Input data:
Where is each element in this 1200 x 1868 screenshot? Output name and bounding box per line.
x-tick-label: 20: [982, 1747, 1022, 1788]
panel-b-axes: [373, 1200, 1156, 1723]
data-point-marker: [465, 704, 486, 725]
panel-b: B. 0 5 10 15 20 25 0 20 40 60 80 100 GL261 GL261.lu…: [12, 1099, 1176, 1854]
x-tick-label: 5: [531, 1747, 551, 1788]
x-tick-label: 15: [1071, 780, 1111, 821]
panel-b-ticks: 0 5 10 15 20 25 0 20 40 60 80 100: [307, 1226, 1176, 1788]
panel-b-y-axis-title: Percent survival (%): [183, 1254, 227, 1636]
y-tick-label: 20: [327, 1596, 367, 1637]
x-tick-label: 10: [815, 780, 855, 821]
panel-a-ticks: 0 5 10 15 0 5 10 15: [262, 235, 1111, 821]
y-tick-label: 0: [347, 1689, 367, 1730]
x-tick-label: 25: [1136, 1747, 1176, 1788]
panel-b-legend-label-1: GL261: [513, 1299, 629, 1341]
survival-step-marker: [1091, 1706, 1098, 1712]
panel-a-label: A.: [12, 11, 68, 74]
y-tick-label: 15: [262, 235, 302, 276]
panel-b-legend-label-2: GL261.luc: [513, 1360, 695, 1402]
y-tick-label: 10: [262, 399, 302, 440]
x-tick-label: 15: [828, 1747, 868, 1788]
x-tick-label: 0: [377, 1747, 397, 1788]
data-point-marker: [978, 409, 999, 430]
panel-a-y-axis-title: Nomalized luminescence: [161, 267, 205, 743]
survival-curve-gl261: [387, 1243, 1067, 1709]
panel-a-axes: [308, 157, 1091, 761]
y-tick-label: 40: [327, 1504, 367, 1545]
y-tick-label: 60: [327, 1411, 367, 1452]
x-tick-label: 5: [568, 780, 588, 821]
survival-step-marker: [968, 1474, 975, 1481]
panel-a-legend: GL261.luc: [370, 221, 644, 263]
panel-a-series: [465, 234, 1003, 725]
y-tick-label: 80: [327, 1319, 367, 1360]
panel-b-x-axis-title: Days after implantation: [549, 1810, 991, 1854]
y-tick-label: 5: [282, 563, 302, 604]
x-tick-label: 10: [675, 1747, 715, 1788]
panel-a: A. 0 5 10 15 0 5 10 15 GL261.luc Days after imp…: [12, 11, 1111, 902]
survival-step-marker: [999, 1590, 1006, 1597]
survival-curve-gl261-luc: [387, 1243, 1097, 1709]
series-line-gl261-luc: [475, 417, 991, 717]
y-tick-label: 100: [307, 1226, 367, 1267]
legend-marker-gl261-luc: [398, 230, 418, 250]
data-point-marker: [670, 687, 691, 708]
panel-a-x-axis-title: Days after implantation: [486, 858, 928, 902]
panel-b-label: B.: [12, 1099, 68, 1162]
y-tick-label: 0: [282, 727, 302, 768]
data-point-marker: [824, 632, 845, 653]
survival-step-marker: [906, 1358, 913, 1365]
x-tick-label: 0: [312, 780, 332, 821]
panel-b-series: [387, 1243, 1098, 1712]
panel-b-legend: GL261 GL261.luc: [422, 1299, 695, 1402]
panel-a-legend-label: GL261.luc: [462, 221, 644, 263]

What to do: Reproduce every line of the listing above word for word, without changing anything.

Answer:
Where is each element in this 1200 x 1868 screenshot? Output name and bounding box per line.
x-tick-label: 20: [982, 1747, 1022, 1788]
panel-b-axes: [373, 1200, 1156, 1723]
data-point-marker: [465, 704, 486, 725]
panel-b: B. 0 5 10 15 20 25 0 20 40 60 80 100 GL261 GL261.lu…: [12, 1099, 1176, 1854]
x-tick-label: 5: [531, 1747, 551, 1788]
x-tick-label: 15: [1071, 780, 1111, 821]
panel-b-ticks: 0 5 10 15 20 25 0 20 40 60 80 100: [307, 1226, 1176, 1788]
panel-b-y-axis-title: Percent survival (%): [183, 1254, 227, 1636]
y-tick-label: 20: [327, 1596, 367, 1637]
x-tick-label: 10: [815, 780, 855, 821]
panel-a-ticks: 0 5 10 15 0 5 10 15: [262, 235, 1111, 821]
y-tick-label: 0: [347, 1689, 367, 1730]
x-tick-label: 25: [1136, 1747, 1176, 1788]
panel-b-legend-label-1: GL261: [513, 1299, 629, 1341]
survival-step-marker: [1091, 1706, 1098, 1712]
panel-a-label: A.: [12, 11, 68, 74]
y-tick-label: 15: [262, 235, 302, 276]
panel-b-legend-label-2: GL261.luc: [513, 1360, 695, 1402]
y-tick-label: 10: [262, 399, 302, 440]
x-tick-label: 15: [828, 1747, 868, 1788]
x-tick-label: 0: [377, 1747, 397, 1788]
data-point-marker: [978, 409, 999, 430]
panel-a-y-axis-title: Nomalized luminescence: [161, 267, 205, 743]
survival-curve-gl261: [387, 1243, 1067, 1709]
panel-a-axes: [308, 157, 1091, 761]
y-tick-label: 40: [327, 1504, 367, 1545]
y-tick-label: 60: [327, 1411, 367, 1452]
x-tick-label: 5: [568, 780, 588, 821]
survival-step-marker: [968, 1474, 975, 1481]
panel-a-legend: GL261.luc: [370, 221, 644, 263]
panel-a-series: [465, 234, 1003, 725]
y-tick-label: 80: [327, 1319, 367, 1360]
panel-b-x-axis-title: Days after implantation: [549, 1810, 991, 1854]
y-tick-label: 5: [282, 563, 302, 604]
x-tick-label: 10: [675, 1747, 715, 1788]
panel-a: A. 0 5 10 15 0 5 10 15 GL261.luc Days after imp…: [12, 11, 1111, 902]
survival-step-marker: [999, 1590, 1006, 1597]
survival-curve-gl261-luc: [387, 1243, 1097, 1709]
series-line-gl261-luc: [475, 417, 991, 717]
y-tick-label: 100: [307, 1226, 367, 1267]
legend-marker-gl261-luc: [398, 230, 418, 250]
data-point-marker: [670, 687, 691, 708]
panel-a-x-axis-title: Days after implantation: [486, 858, 928, 902]
panel-b-label: B.: [12, 1099, 68, 1162]
y-tick-label: 0: [282, 727, 302, 768]
data-point-marker: [824, 632, 845, 653]
survival-step-marker: [906, 1358, 913, 1365]
x-tick-label: 0: [312, 780, 332, 821]
panel-b-series: [387, 1243, 1098, 1712]
panel-b-legend: GL261 GL261.luc: [422, 1299, 695, 1402]
panel-a-legend-label: GL261.luc: [462, 221, 644, 263]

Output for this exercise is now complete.